**Required work:**
Copy each entry as it stands, leaving nothing out.

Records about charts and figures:
-*-

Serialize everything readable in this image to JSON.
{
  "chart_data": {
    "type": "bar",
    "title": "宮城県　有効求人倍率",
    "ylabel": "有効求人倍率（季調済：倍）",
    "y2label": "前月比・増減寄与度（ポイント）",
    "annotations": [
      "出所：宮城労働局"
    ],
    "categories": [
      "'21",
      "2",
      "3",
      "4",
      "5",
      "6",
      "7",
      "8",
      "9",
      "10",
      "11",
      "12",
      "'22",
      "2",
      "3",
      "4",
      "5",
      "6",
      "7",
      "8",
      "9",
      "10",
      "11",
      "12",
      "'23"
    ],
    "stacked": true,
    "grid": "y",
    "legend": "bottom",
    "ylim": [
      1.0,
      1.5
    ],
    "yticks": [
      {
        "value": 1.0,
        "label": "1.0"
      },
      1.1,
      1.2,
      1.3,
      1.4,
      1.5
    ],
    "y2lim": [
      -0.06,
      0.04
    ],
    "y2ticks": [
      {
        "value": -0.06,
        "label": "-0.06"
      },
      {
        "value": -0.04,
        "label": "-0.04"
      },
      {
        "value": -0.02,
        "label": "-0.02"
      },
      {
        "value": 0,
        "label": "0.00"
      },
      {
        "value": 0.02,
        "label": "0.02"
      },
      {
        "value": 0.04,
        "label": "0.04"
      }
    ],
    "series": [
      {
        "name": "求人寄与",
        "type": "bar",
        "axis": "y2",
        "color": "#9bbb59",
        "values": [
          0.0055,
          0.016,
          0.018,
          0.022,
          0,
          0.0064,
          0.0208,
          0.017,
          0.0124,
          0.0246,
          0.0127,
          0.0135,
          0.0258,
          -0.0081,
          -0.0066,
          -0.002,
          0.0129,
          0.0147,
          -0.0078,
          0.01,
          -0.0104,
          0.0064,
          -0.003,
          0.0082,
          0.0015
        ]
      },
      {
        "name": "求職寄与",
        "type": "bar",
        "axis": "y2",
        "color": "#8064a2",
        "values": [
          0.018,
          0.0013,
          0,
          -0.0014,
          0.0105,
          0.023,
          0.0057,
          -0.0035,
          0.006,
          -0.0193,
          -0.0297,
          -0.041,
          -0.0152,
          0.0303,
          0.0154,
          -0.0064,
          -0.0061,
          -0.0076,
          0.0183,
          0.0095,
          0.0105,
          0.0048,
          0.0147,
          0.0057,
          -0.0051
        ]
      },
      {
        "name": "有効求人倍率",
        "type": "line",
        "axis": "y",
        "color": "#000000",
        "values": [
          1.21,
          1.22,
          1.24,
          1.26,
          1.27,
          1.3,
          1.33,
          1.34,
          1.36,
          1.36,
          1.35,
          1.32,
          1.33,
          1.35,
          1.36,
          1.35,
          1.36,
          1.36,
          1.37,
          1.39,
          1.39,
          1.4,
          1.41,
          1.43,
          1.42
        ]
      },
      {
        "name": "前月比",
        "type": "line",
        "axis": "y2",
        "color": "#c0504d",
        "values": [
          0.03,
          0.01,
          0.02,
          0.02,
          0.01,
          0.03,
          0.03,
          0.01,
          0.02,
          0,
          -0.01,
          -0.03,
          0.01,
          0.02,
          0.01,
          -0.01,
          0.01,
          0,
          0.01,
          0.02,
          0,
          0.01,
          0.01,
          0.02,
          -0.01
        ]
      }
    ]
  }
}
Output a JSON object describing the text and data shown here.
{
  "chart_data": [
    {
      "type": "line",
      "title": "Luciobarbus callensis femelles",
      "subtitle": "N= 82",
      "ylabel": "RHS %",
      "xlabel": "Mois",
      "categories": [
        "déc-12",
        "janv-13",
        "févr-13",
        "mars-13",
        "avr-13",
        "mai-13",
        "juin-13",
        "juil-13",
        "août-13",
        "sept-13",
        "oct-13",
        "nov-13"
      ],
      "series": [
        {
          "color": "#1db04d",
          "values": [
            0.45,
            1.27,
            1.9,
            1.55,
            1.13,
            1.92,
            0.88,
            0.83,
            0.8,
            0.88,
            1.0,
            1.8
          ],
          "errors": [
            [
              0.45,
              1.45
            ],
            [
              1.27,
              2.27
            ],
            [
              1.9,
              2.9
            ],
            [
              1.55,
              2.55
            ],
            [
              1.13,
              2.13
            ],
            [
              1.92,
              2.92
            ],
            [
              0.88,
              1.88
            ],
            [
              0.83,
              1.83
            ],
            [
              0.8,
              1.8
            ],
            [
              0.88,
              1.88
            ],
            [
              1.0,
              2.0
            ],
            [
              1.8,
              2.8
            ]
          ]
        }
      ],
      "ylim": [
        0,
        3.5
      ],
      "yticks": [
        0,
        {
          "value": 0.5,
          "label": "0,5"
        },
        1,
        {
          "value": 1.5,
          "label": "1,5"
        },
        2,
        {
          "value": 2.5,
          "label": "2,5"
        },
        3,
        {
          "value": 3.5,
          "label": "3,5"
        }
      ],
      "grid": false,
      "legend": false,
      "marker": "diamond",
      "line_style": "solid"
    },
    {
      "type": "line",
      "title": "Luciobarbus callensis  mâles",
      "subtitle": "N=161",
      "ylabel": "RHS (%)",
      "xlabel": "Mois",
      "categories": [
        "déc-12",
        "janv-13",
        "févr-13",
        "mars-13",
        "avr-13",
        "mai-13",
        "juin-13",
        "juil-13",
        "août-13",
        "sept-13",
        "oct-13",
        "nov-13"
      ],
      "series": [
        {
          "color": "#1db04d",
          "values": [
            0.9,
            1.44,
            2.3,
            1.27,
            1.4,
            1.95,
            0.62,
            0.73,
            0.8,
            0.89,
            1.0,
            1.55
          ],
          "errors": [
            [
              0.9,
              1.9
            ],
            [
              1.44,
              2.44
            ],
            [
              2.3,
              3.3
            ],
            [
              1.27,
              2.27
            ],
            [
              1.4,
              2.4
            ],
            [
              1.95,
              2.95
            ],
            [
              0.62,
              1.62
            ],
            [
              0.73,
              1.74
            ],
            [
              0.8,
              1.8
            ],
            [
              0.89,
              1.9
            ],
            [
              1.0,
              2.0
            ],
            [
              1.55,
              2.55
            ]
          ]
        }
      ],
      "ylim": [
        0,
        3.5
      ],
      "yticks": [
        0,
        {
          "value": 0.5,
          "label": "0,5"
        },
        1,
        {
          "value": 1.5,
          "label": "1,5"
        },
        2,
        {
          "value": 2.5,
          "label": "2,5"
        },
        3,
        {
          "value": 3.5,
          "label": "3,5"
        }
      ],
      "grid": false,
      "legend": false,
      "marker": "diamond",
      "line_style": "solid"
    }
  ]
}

-*-

**Output below:**
Serialize everything readable in this image to JSON.
{
  "chart_data": {
    "type": "bar",
    "title": "宮城県　有効求人倍率",
    "ylabel": "有効求人倍率（季調済：倍）",
    "y2label": "前月比・増減寄与度（ポイント）",
    "annotations": [
      "出所：宮城労働局"
    ],
    "categories": [
      "'21",
      "2",
      "3",
      "4",
      "5",
      "6",
      "7",
      "8",
      "9",
      "10",
      "11",
      "12",
      "'22",
      "2",
      "3",
      "4",
      "5",
      "6",
      "7",
      "8",
      "9",
      "10",
      "11",
      "12",
      "'23"
    ],
    "stacked": true,
    "grid": "y",
    "legend": "bottom",
    "ylim": [
      1.0,
      1.5
    ],
    "yticks": [
      {
        "value": 1.0,
        "label": "1.0"
      },
      1.1,
      1.2,
      1.3,
      1.4,
      1.5
    ],
    "y2lim": [
      -0.06,
      0.04
    ],
    "y2ticks": [
      {
        "value": -0.06,
        "label": "-0.06"
      },
      {
        "value": -0.04,
        "label": "-0.04"
      },
      {
        "value": -0.02,
        "label": "-0.02"
      },
      {
        "value": 0,
        "label": "0.00"
      },
      {
        "value": 0.02,
        "label": "0.02"
      },
      {
        "value": 0.04,
        "label": "0.04"
      }
    ],
    "series": [
      {
        "name": "求人寄与",
        "type": "bar",
        "axis": "y2",
        "color": "#9bbb59",
        "values": [
          0.0055,
          0.016,
          0.018,
          0.022,
          0,
          0.0064,
          0.0208,
          0.017,
          0.0124,
          0.0246,
          0.0127,
          0.0135,
          0.0258,
          -0.0081,
          -0.0066,
          -0.002,
          0.0129,
          0.0147,
          -0.0078,
          0.01,
          -0.0104,
          0.0064,
          -0.003,
          0.0082,
          0.0015
        ]
      },
      {
        "name": "求職寄与",
        "type": "bar",
        "axis": "y2",
        "color": "#8064a2",
        "values": [
          0.018,
          0.0013,
          0,
          -0.0014,
          0.0105,
          0.023,
          0.0057,
          -0.0035,
          0.006,
          -0.0193,
          -0.0297,
          -0.041,
          -0.0152,
          0.0303,
          0.0154,
          -0.0064,
          -0.0061,
          -0.0076,
          0.0183,
          0.0095,
          0.0105,
          0.0048,
          0.0147,
          0.0057,
          -0.0051
        ]
      },
      {
        "name": "有効求人倍率",
        "type": "line",
        "axis": "y",
        "color": "#000000",
        "values": [
          1.21,
          1.22,
          1.24,
          1.26,
          1.27,
          1.3,
          1.33,
          1.34,
          1.36,
          1.36,
          1.35,
          1.32,
          1.33,
          1.35,
          1.36,
          1.35,
          1.36,
          1.36,
          1.37,
          1.39,
          1.39,
          1.4,
          1.41,
          1.43,
          1.42
        ]
      },
      {
        "name": "前月比",
        "type": "line",
        "axis": "y2",
        "color": "#c0504d",
        "values": [
          0.03,
          0.01,
          0.02,
          0.02,
          0.01,
          0.03,
          0.03,
          0.01,
          0.02,
          0,
          -0.01,
          -0.03,
          0.01,
          0.02,
          0.01,
          -0.01,
          0.01,
          0,
          0.01,
          0.02,
          0,
          0.01,
          0.01,
          0.02,
          -0.01
        ]
      }
    ]
  }
}
Output a JSON object describing the text and data shown here.
{
  "chart_data": [
    {
      "type": "line",
      "title": "Luciobarbus callensis femelles",
      "subtitle": "N= 82",
      "ylabel": "RHS %",
      "xlabel": "Mois",
      "categories": [
        "déc-12",
        "janv-13",
        "févr-13",
        "mars-13",
        "avr-13",
        "mai-13",
        "juin-13",
        "juil-13",
        "août-13",
        "sept-13",
        "oct-13",
        "nov-13"
      ],
      "series": [
        {
          "color": "#1db04d",
          "values": [
            0.45,
            1.27,
            1.9,
            1.55,
            1.13,
            1.92,
            0.88,
            0.83,
            0.8,
            0.88,
            1.0,
            1.8
          ],
          "errors": [
            [
              0.45,
              1.45
            ],
            [
              1.27,
              2.27
            ],
            [
              1.9,
              2.9
            ],
            [
              1.55,
              2.55
            ],
            [
              1.13,
              2.13
            ],
            [
              1.92,
              2.92
            ],
            [
              0.88,
              1.88
            ],
            [
              0.83,
              1.83
            ],
            [
              0.8,
              1.8
            ],
            [
              0.88,
              1.88
            ],
            [
              1.0,
              2.0
            ],
            [
              1.8,
              2.8
            ]
          ]
        }
      ],
      "ylim": [
        0,
        3.5
      ],
      "yticks": [
        0,
        {
          "value": 0.5,
          "label": "0,5"
        },
        1,
        {
          "value": 1.5,
          "label": "1,5"
        },
        2,
        {
          "value": 2.5,
          "label": "2,5"
        },
        3,
        {
          "value": 3.5,
          "label": "3,5"
        }
      ],
      "grid": false,
      "legend": false,
      "marker": "diamond",
      "line_style": "solid"
    },
    {
      "type": "line",
      "title": "Luciobarbus callensis  mâles",
      "subtitle": "N=161",
      "ylabel": "RHS (%)",
      "xlabel": "Mois",
      "categories": [
        "déc-12",
        "janv-13",
        "févr-13",
        "mars-13",
        "avr-13",
        "mai-13",
        "juin-13",
        "juil-13",
        "août-13",
        "sept-13",
        "oct-13",
        "nov-13"
      ],
      "series": [
        {
          "color": "#1db04d",
          "values": [
            0.9,
            1.44,
            2.3,
            1.27,
            1.4,
            1.95,
            0.62,
            0.73,
            0.8,
            0.89,
            1.0,
            1.55
          ],
          "errors": [
            [
              0.9,
              1.9
            ],
            [
              1.44,
              2.44
            ],
            [
              2.3,
              3.3
            ],
            [
              1.27,
              2.27
            ],
            [
              1.4,
              2.4
            ],
            [
              1.95,
              2.95
            ],
            [
              0.62,
              1.62
            ],
            [
              0.73,
              1.74
            ],
            [
              0.8,
              1.8
            ],
            [
              0.89,
              1.9
            ],
            [
              1.0,
              2.0
            ],
            [
              1.55,
              2.55
            ]
          ]
        }
      ],
      "ylim": [
        0,
        3.5
      ],
      "yticks": [
        0,
        {
          "value": 0.5,
          "label": "0,5"
        },
        1,
        {
          "value": 1.5,
          "label": "1,5"
        },
        2,
        {
          "value": 2.5,
          "label": "2,5"
        },
        3,
        {
          "value": 3.5,
          "label": "3,5"
        }
      ],
      "grid": false,
      "legend": false,
      "marker": "diamond",
      "line_style": "solid"
    }
  ]
}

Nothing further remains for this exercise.